• _Exercise brief_: Set down each entry from the block beneath, exactly as written.

• _Provided data_:
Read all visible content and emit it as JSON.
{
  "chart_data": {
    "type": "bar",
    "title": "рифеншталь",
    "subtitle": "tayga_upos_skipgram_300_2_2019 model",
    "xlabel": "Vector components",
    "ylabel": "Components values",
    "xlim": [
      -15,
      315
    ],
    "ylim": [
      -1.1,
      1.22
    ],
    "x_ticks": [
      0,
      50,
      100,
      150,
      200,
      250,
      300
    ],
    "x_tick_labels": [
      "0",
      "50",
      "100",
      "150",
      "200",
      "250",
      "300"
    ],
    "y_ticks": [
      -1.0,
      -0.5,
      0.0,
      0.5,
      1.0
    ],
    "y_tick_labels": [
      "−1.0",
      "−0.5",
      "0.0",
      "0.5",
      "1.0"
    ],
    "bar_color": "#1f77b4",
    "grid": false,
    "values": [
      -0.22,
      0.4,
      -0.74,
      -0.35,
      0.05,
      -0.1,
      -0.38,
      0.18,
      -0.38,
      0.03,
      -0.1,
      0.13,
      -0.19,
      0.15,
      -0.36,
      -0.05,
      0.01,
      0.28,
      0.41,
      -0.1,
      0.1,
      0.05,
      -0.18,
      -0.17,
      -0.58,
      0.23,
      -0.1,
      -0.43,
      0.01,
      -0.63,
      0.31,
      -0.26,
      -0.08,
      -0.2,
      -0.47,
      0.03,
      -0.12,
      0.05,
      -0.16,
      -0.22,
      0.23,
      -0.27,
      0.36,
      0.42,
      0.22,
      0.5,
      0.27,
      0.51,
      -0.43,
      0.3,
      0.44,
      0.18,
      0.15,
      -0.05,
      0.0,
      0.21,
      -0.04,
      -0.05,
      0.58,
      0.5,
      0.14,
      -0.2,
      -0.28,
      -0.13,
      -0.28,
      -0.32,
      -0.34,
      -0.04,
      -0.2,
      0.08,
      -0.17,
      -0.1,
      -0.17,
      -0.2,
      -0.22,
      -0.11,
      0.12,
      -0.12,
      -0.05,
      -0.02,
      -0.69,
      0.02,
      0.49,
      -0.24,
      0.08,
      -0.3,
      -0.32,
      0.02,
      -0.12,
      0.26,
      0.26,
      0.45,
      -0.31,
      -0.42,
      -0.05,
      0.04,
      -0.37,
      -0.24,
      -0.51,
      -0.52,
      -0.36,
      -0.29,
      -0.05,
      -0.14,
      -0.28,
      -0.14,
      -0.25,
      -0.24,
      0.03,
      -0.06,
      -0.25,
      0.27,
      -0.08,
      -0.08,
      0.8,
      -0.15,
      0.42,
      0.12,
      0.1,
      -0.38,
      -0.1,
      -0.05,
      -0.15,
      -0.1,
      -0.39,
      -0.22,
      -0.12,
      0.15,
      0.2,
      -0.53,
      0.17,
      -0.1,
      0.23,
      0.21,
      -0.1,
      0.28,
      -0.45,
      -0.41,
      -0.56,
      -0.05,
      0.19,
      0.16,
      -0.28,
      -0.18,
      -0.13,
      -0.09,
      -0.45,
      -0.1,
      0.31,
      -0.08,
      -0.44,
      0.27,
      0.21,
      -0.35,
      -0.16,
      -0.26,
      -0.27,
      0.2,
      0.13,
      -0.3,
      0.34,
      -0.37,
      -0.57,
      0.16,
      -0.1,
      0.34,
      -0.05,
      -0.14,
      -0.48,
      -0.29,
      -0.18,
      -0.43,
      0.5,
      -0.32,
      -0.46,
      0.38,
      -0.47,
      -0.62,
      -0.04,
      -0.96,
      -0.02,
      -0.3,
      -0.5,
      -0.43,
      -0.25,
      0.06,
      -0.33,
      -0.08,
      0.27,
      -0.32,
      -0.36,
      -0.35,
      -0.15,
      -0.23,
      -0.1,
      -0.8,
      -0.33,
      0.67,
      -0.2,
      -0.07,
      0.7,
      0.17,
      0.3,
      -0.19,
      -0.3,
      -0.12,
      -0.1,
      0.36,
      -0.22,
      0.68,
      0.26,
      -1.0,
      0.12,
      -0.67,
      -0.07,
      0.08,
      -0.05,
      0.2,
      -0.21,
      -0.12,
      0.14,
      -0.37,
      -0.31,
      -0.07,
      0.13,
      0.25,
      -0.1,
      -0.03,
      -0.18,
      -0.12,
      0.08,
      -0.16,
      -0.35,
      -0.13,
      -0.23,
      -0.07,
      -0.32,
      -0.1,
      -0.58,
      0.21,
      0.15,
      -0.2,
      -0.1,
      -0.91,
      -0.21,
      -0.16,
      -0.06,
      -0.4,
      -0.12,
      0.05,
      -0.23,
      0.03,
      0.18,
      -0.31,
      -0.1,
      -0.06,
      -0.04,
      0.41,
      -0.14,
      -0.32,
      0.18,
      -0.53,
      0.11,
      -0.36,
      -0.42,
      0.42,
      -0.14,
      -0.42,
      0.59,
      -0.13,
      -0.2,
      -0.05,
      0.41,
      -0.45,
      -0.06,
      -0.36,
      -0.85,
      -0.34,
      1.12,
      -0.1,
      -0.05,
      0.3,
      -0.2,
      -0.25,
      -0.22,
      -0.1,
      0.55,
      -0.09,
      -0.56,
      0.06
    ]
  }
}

• _Problem solution_:
Read all visible content and emit it as JSON.
{
  "chart_data": {
    "type": "bar",
    "title": "рифеншталь",
    "subtitle": "tayga_upos_skipgram_300_2_2019 model",
    "xlabel": "Vector components",
    "ylabel": "Components values",
    "xlim": [
      -15,
      315
    ],
    "ylim": [
      -1.1,
      1.22
    ],
    "x_ticks": [
      0,
      50,
      100,
      150,
      200,
      250,
      300
    ],
    "x_tick_labels": [
      "0",
      "50",
      "100",
      "150",
      "200",
      "250",
      "300"
    ],
    "y_ticks": [
      -1.0,
      -0.5,
      0.0,
      0.5,
      1.0
    ],
    "y_tick_labels": [
      "−1.0",
      "−0.5",
      "0.0",
      "0.5",
      "1.0"
    ],
    "bar_color": "#1f77b4",
    "grid": false,
    "values": [
      -0.22,
      0.4,
      -0.74,
      -0.35,
      0.05,
      -0.1,
      -0.38,
      0.18,
      -0.38,
      0.03,
      -0.1,
      0.13,
      -0.19,
      0.15,
      -0.36,
      -0.05,
      0.01,
      0.28,
      0.41,
      -0.1,
      0.1,
      0.05,
      -0.18,
      -0.17,
      -0.58,
      0.23,
      -0.1,
      -0.43,
      0.01,
      -0.63,
      0.31,
      -0.26,
      -0.08,
      -0.2,
      -0.47,
      0.03,
      -0.12,
      0.05,
      -0.16,
      -0.22,
      0.23,
      -0.27,
      0.36,
      0.42,
      0.22,
      0.5,
      0.27,
      0.51,
      -0.43,
      0.3,
      0.44,
      0.18,
      0.15,
      -0.05,
      0.0,
      0.21,
      -0.04,
      -0.05,
      0.58,
      0.5,
      0.14,
      -0.2,
      -0.28,
      -0.13,
      -0.28,
      -0.32,
      -0.34,
      -0.04,
      -0.2,
      0.08,
      -0.17,
      -0.1,
      -0.17,
      -0.2,
      -0.22,
      -0.11,
      0.12,
      -0.12,
      -0.05,
      -0.02,
      -0.69,
      0.02,
      0.49,
      -0.24,
      0.08,
      -0.3,
      -0.32,
      0.02,
      -0.12,
      0.26,
      0.26,
      0.45,
      -0.31,
      -0.42,
      -0.05,
      0.04,
      -0.37,
      -0.24,
      -0.51,
      -0.52,
      -0.36,
      -0.29,
      -0.05,
      -0.14,
      -0.28,
      -0.14,
      -0.25,
      -0.24,
      0.03,
      -0.06,
      -0.25,
      0.27,
      -0.08,
      -0.08,
      0.8,
      -0.15,
      0.42,
      0.12,
      0.1,
      -0.38,
      -0.1,
      -0.05,
      -0.15,
      -0.1,
      -0.39,
      -0.22,
      -0.12,
      0.15,
      0.2,
      -0.53,
      0.17,
      -0.1,
      0.23,
      0.21,
      -0.1,
      0.28,
      -0.45,
      -0.41,
      -0.56,
      -0.05,
      0.19,
      0.16,
      -0.28,
      -0.18,
      -0.13,
      -0.09,
      -0.45,
      -0.1,
      0.31,
      -0.08,
      -0.44,
      0.27,
      0.21,
      -0.35,
      -0.16,
      -0.26,
      -0.27,
      0.2,
      0.13,
      -0.3,
      0.34,
      -0.37,
      -0.57,
      0.16,
      -0.1,
      0.34,
      -0.05,
      -0.14,
      -0.48,
      -0.29,
      -0.18,
      -0.43,
      0.5,
      -0.32,
      -0.46,
      0.38,
      -0.47,
      -0.62,
      -0.04,
      -0.96,
      -0.02,
      -0.3,
      -0.5,
      -0.43,
      -0.25,
      0.06,
      -0.33,
      -0.08,
      0.27,
      -0.32,
      -0.36,
      -0.35,
      -0.15,
      -0.23,
      -0.1,
      -0.8,
      -0.33,
      0.67,
      -0.2,
      -0.07,
      0.7,
      0.17,
      0.3,
      -0.19,
      -0.3,
      -0.12,
      -0.1,
      0.36,
      -0.22,
      0.68,
      0.26,
      -1.0,
      0.12,
      -0.67,
      -0.07,
      0.08,
      -0.05,
      0.2,
      -0.21,
      -0.12,
      0.14,
      -0.37,
      -0.31,
      -0.07,
      0.13,
      0.25,
      -0.1,
      -0.03,
      -0.18,
      -0.12,
      0.08,
      -0.16,
      -0.35,
      -0.13,
      -0.23,
      -0.07,
      -0.32,
      -0.1,
      -0.58,
      0.21,
      0.15,
      -0.2,
      -0.1,
      -0.91,
      -0.21,
      -0.16,
      -0.06,
      -0.4,
      -0.12,
      0.05,
      -0.23,
      0.03,
      0.18,
      -0.31,
      -0.1,
      -0.06,
      -0.04,
      0.41,
      -0.14,
      -0.32,
      0.18,
      -0.53,
      0.11,
      -0.36,
      -0.42,
      0.42,
      -0.14,
      -0.42,
      0.59,
      -0.13,
      -0.2,
      -0.05,
      0.41,
      -0.45,
      -0.06,
      -0.36,
      -0.85,
      -0.34,
      1.12,
      -0.1,
      -0.05,
      0.3,
      -0.2,
      -0.25,
      -0.22,
      -0.1,
      0.55,
      -0.09,
      -0.56,
      0.06
    ]
  }
}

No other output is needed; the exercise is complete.